* _What is asked_: With the images removed, repeat the data below exactly.

* _Material for this exercise_:

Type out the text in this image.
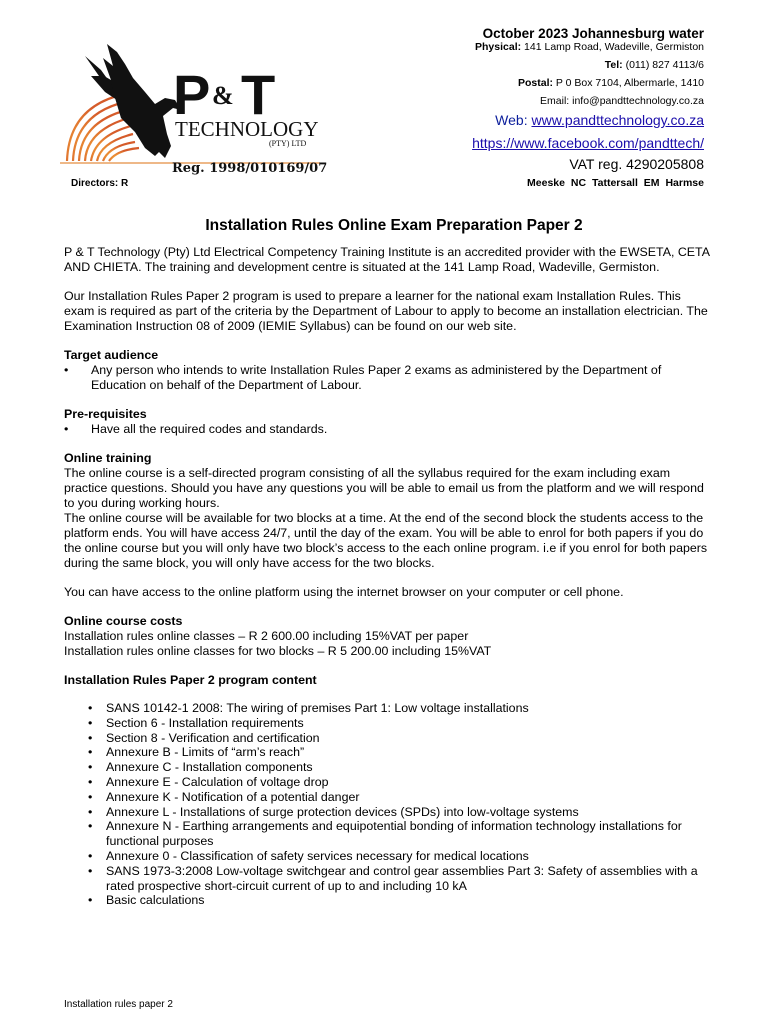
P & T
TECHNOLOGY
(PTY) LTD
Reg. 1998/010169/07
Directors: R
October 2023 Johannesburg water
Physical: 141 Lamp Road, Wadeville, Germiston
Tel: (011) 827 4113/6
Postal: P 0 Box 7104, Albermarle, 1410
Email: info@pandttechnology.co.za
Web: www.pandttechnology.co.za
https://www.facebook.com/pandttech/
VAT reg. 4290205808
Meeske NC Tattersall EM Harmse
Installation Rules Online Exam Preparation Paper 2

P & T Technology (Pty) Ltd Electrical Competency Training Institute is an accredited provider with the EWSETA, CETA AND CHIETA. The training and development centre is situated at the 141 Lamp Road, Wadeville, Germiston.

Our Installation Rules Paper 2 program is used to prepare a learner for the national exam Installation Rules. This exam is required as part of the criteria by the Department of Labour to apply to become an installation electrician. The Examination Instruction 08 of 2009 (IEMIE Syllabus) can be found on our web site.

Target audience
• Any person who intends to write Installation Rules Paper 2 exams as administered by the Department of Education on behalf of the Department of Labour.
Pre-requisites
• Have all the required codes and standards.
Online training
The online course is a self-directed program consisting of all the syllabus required for the exam including exam practice questions. Should you have any questions you will be able to email us from the platform and we will respond to you during working hours.
The online course will be available for two blocks at a time. At the end of the second block the students access to the platform ends. You will have access 24/7, until the day of the exam. You will be able to enrol for both papers if you do the online course but you will only have two block’s access to the each online program. i.e if you enrol for both papers during the same block, you will only have access for the two blocks.

You can have access to the online platform using the internet browser on your computer or cell phone.

Online course costs
Installation rules online classes – R 2 600.00 including 15%VAT per paper
Installation rules online classes for two blocks – R 5 200.00 including 15%VAT
Installation Rules Paper 2 program content
• SANS 10142-1 2008: The wiring of premises Part 1: Low voltage installations
• Section 6 - Installation requirements
• Section 8 - Verification and certification
• Annexure B - Limits of “arm’s reach”
• Annexure C - Installation components
• Annexure E - Calculation of voltage drop
• Annexure K - Notification of a potential danger
• Annexure L - Installations of surge protection devices (SPDs) into low-voltage systems
• Annexure N - Earthing arrangements and equipotential bonding of information technology installations for functional purposes
• Annexure 0 - Classification of safety services necessary for medical locations
• SANS 1973-3:2008 Low-voltage switchgear and control gear assemblies Part 3: Safety of assemblies with a rated prospective short-circuit current of up to and including 10 kA
• Basic calculations
Installation rules paper 2
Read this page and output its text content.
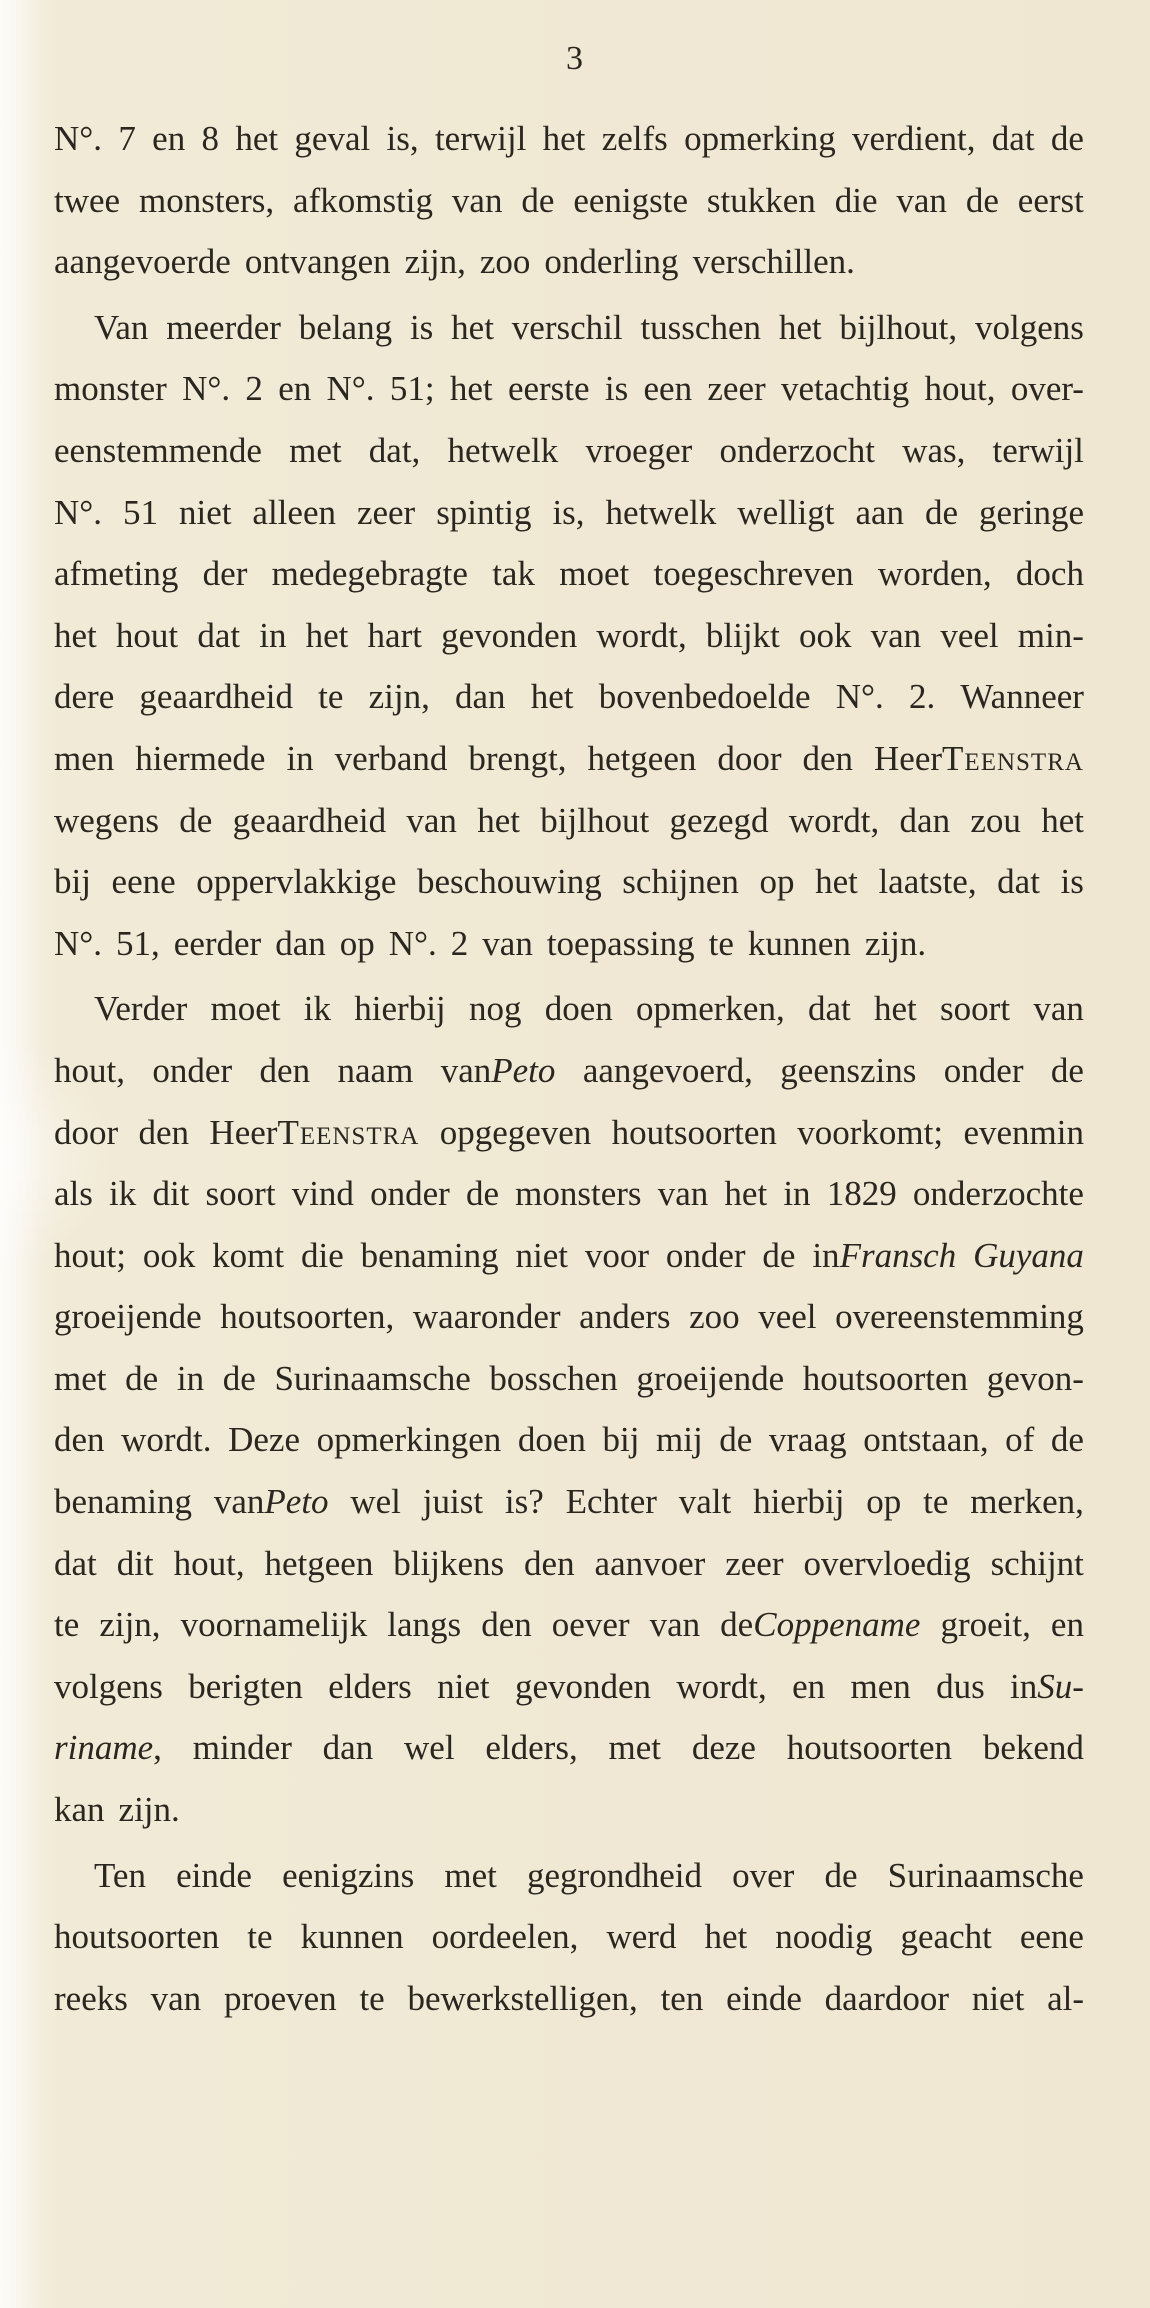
3
N°. 7 en 8 het geval is, terwijl het zelfs opmerking verdient, dat de
twee monsters, afkomstig van de eenigste stukken die van de eerst
aangevoerde ontvangen zijn, zoo onderling verschillen.
Van meerder belang is het verschil tusschen het bijlhout, volgens
monster N°. 2 en N°. 51; het eerste is een zeer vetachtig hout, over-
eenstemmende met dat, hetwelk vroeger onderzocht was, terwijl
N°. 51 niet alleen zeer spintig is, hetwelk welligt aan de geringe
afmeting der medegebragte tak moet toegeschreven worden, doch
het hout dat in het hart gevonden wordt, blijkt ook van veel min-
dere geaardheid te zijn, dan het bovenbedoelde N°. 2. Wanneer
men hiermede in verband brengt, hetgeen door den HeerTeenstra
wegens de geaardheid van het bijlhout gezegd wordt, dan zou het
bij eene oppervlakkige beschouwing schijnen op het laatste, dat is
N°. 51, eerder dan op N°. 2 van toepassing te kunnen zijn.
Verder moet ik hierbij nog doen opmerken, dat het soort van
hout, onder den naam vanPeto aangevoerd, geenszins onder de
door den HeerTeenstra opgegeven houtsoorten voorkomt; evenmin
als ik dit soort vind onder de monsters van het in 1829 onderzochte
hout; ook komt die benaming niet voor onder de inFransch Guyana
groeijende houtsoorten, waaronder anders zoo veel overeenstemming
met de in de Surinaamsche bosschen groeijende houtsoorten gevon-
den wordt. Deze opmerkingen doen bij mij de vraag ontstaan, of de
benaming vanPeto wel juist is? Echter valt hierbij op te merken,
dat dit hout, hetgeen blijkens den aanvoer zeer overvloedig schijnt
te zijn, voornamelijk langs den oever van deCoppename groeit, en
volgens berigten elders niet gevonden wordt, en men dus inSu-
riname, minder dan wel elders, met deze houtsoorten bekend
kan zijn.
Ten einde eenigzins met gegrondheid over de Surinaamsche
houtsoorten te kunnen oordeelen, werd het noodig geacht eene
reeks van proeven te bewerkstelligen, ten einde daardoor niet al-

* _Result of this exercise_:
Type out the text in this image.
P & T
TECHNOLOGY
(PTY) LTD
Reg. 1998/010169/07
Directors: R
October 2023 Johannesburg water
Physical: 141 Lamp Road, Wadeville, Germiston
Tel: (011) 827 4113/6
Postal: P 0 Box 7104, Albermarle, 1410
Email: info@pandttechnology.co.za
Web: www.pandttechnology.co.za
https://www.facebook.com/pandttech/
VAT reg. 4290205808
Meeske NC Tattersall EM Harmse
Installation Rules Online Exam Preparation Paper 2

P & T Technology (Pty) Ltd Electrical Competency Training Institute is an accredited provider with the EWSETA, CETA AND CHIETA. The training and development centre is situated at the 141 Lamp Road, Wadeville, Germiston.

Our Installation Rules Paper 2 program is used to prepare a learner for the national exam Installation Rules. This exam is required as part of the criteria by the Department of Labour to apply to become an installation electrician. The Examination Instruction 08 of 2009 (IEMIE Syllabus) can be found on our web site.

Target audience
• Any person who intends to write Installation Rules Paper 2 exams as administered by the Department of Education on behalf of the Department of Labour.
Pre-requisites
• Have all the required codes and standards.
Online training
The online course is a self-directed program consisting of all the syllabus required for the exam including exam practice questions. Should you have any questions you will be able to email us from the platform and we will respond to you during working hours.
The online course will be available for two blocks at a time. At the end of the second block the students access to the platform ends. You will have access 24/7, until the day of the exam. You will be able to enrol for both papers if you do the online course but you will only have two block’s access to the each online program. i.e if you enrol for both papers during the same block, you will only have access for the two blocks.

You can have access to the online platform using the internet browser on your computer or cell phone.

Online course costs
Installation rules online classes – R 2 600.00 including 15%VAT per paper
Installation rules online classes for two blocks – R 5 200.00 including 15%VAT
Installation Rules Paper 2 program content
• SANS 10142-1 2008: The wiring of premises Part 1: Low voltage installations
• Section 6 - Installation requirements
• Section 8 - Verification and certification
• Annexure B - Limits of “arm’s reach”
• Annexure C - Installation components
• Annexure E - Calculation of voltage drop
• Annexure K - Notification of a potential danger
• Annexure L - Installations of surge protection devices (SPDs) into low-voltage systems
• Annexure N - Earthing arrangements and equipotential bonding of information technology installations for functional purposes
• Annexure 0 - Classification of safety services necessary for medical locations
• SANS 1973-3:2008 Low-voltage switchgear and control gear assemblies Part 3: Safety of assemblies with a rated prospective short-circuit current of up to and including 10 kA
• Basic calculations
Installation rules paper 2
Read this page and output its text content.
3
N°. 7 en 8 het geval is, terwijl het zelfs opmerking verdient, dat de
twee monsters, afkomstig van de eenigste stukken die van de eerst
aangevoerde ontvangen zijn, zoo onderling verschillen.
Van meerder belang is het verschil tusschen het bijlhout, volgens
monster N°. 2 en N°. 51; het eerste is een zeer vetachtig hout, over-
eenstemmende met dat, hetwelk vroeger onderzocht was, terwijl
N°. 51 niet alleen zeer spintig is, hetwelk welligt aan de geringe
afmeting der medegebragte tak moet toegeschreven worden, doch
het hout dat in het hart gevonden wordt, blijkt ook van veel min-
dere geaardheid te zijn, dan het bovenbedoelde N°. 2. Wanneer
men hiermede in verband brengt, hetgeen door den HeerTeenstra
wegens de geaardheid van het bijlhout gezegd wordt, dan zou het
bij eene oppervlakkige beschouwing schijnen op het laatste, dat is
N°. 51, eerder dan op N°. 2 van toepassing te kunnen zijn.
Verder moet ik hierbij nog doen opmerken, dat het soort van
hout, onder den naam vanPeto aangevoerd, geenszins onder de
door den HeerTeenstra opgegeven houtsoorten voorkomt; evenmin
als ik dit soort vind onder de monsters van het in 1829 onderzochte
hout; ook komt die benaming niet voor onder de inFransch Guyana
groeijende houtsoorten, waaronder anders zoo veel overeenstemming
met de in de Surinaamsche bosschen groeijende houtsoorten gevon-
den wordt. Deze opmerkingen doen bij mij de vraag ontstaan, of de
benaming vanPeto wel juist is? Echter valt hierbij op te merken,
dat dit hout, hetgeen blijkens den aanvoer zeer overvloedig schijnt
te zijn, voornamelijk langs den oever van deCoppename groeit, en
volgens berigten elders niet gevonden wordt, en men dus inSu-
riname, minder dan wel elders, met deze houtsoorten bekend
kan zijn.
Ten einde eenigzins met gegrondheid over de Surinaamsche
houtsoorten te kunnen oordeelen, werd het noodig geacht eene
reeks van proeven te bewerkstelligen, ten einde daardoor niet al-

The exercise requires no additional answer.